Stored dataset items
+ + + + + + +

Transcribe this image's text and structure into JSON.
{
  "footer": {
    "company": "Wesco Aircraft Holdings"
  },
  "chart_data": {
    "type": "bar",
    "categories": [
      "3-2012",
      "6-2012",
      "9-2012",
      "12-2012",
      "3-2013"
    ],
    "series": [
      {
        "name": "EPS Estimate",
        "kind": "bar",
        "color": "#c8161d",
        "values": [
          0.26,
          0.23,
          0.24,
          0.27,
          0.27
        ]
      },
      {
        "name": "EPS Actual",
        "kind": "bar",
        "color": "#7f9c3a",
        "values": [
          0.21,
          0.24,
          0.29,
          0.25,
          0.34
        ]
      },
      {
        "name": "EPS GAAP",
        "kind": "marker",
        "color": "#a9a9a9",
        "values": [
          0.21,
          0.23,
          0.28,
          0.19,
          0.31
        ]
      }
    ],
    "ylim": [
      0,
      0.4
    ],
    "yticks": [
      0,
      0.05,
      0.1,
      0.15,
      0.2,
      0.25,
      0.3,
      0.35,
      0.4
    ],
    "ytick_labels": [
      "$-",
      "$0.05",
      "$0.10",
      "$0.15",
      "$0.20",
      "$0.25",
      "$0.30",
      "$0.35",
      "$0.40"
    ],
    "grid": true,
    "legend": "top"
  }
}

+ + + + + + +

Copy all the records above precisely.

Transcribe this image's text and structure into JSON.
{
  "footer": {
    "company": "Wesco Aircraft Holdings"
  },
  "chart_data": {
    "type": "bar",
    "categories": [
      "3-2012",
      "6-2012",
      "9-2012",
      "12-2012",
      "3-2013"
    ],
    "series": [
      {
        "name": "EPS Estimate",
        "kind": "bar",
        "color": "#c8161d",
        "values": [
          0.26,
          0.23,
          0.24,
          0.27,
          0.27
        ]
      },
      {
        "name": "EPS Actual",
        "kind": "bar",
        "color": "#7f9c3a",
        "values": [
          0.21,
          0.24,
          0.29,
          0.25,
          0.34
        ]
      },
      {
        "name": "EPS GAAP",
        "kind": "marker",
        "color": "#a9a9a9",
        "values": [
          0.21,
          0.23,
          0.28,
          0.19,
          0.31
        ]
      }
    ],
    "ylim": [
      0,
      0.4
    ],
    "yticks": [
      0,
      0.05,
      0.1,
      0.15,
      0.2,
      0.25,
      0.3,
      0.35,
      0.4
    ],
    "ytick_labels": [
      "$-",
      "$0.05",
      "$0.10",
      "$0.15",
      "$0.20",
      "$0.25",
      "$0.30",
      "$0.35",
      "$0.40"
    ],
    "grid": true,
    "legend": "top"
  }
}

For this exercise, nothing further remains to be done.